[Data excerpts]
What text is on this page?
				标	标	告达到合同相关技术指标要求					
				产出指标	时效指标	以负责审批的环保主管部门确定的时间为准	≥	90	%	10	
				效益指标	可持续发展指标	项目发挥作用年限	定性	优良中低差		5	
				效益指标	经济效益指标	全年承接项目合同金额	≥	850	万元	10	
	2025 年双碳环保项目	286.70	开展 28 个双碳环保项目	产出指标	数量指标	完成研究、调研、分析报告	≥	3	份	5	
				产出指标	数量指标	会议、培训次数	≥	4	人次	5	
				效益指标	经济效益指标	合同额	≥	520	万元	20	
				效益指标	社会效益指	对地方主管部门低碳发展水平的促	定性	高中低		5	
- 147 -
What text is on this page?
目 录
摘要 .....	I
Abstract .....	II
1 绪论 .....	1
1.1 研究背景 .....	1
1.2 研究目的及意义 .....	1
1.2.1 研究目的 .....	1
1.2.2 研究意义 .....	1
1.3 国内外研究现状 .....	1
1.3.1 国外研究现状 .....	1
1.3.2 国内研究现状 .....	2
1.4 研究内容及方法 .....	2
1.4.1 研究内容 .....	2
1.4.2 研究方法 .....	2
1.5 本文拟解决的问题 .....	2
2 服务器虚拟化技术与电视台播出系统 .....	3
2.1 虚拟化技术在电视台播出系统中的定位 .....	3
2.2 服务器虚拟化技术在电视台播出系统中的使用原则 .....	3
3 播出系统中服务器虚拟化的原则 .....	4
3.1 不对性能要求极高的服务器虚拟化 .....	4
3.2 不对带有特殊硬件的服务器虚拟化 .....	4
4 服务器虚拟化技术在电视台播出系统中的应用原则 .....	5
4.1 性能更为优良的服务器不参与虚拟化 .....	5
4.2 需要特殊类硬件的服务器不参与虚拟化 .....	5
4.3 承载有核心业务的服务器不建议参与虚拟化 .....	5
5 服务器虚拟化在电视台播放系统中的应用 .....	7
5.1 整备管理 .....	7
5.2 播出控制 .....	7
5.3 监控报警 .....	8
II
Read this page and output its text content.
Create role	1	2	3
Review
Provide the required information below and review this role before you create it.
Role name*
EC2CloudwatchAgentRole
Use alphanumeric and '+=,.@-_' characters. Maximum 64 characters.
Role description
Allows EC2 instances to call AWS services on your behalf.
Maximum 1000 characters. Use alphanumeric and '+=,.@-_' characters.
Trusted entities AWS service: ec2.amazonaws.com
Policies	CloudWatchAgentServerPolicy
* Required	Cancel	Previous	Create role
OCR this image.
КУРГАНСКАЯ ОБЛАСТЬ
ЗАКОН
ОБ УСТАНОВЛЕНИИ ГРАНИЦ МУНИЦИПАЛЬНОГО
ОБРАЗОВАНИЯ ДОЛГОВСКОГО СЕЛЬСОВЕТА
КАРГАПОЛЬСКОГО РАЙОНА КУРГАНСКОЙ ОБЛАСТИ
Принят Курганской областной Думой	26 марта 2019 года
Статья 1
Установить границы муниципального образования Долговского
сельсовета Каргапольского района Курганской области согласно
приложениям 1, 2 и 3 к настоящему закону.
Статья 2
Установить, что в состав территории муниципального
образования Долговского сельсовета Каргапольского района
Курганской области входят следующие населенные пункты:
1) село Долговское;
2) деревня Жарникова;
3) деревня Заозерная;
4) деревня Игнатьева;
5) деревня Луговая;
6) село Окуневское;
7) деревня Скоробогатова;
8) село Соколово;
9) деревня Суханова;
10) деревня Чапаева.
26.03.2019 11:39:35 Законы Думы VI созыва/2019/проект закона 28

What to do:
Extract each line holding the string "this".

Solution to the exercise:
What text is on this page?
What text is on this page?
Read this page and output its text content.
Provide the required information below and review this role before you create it.
OCR this image.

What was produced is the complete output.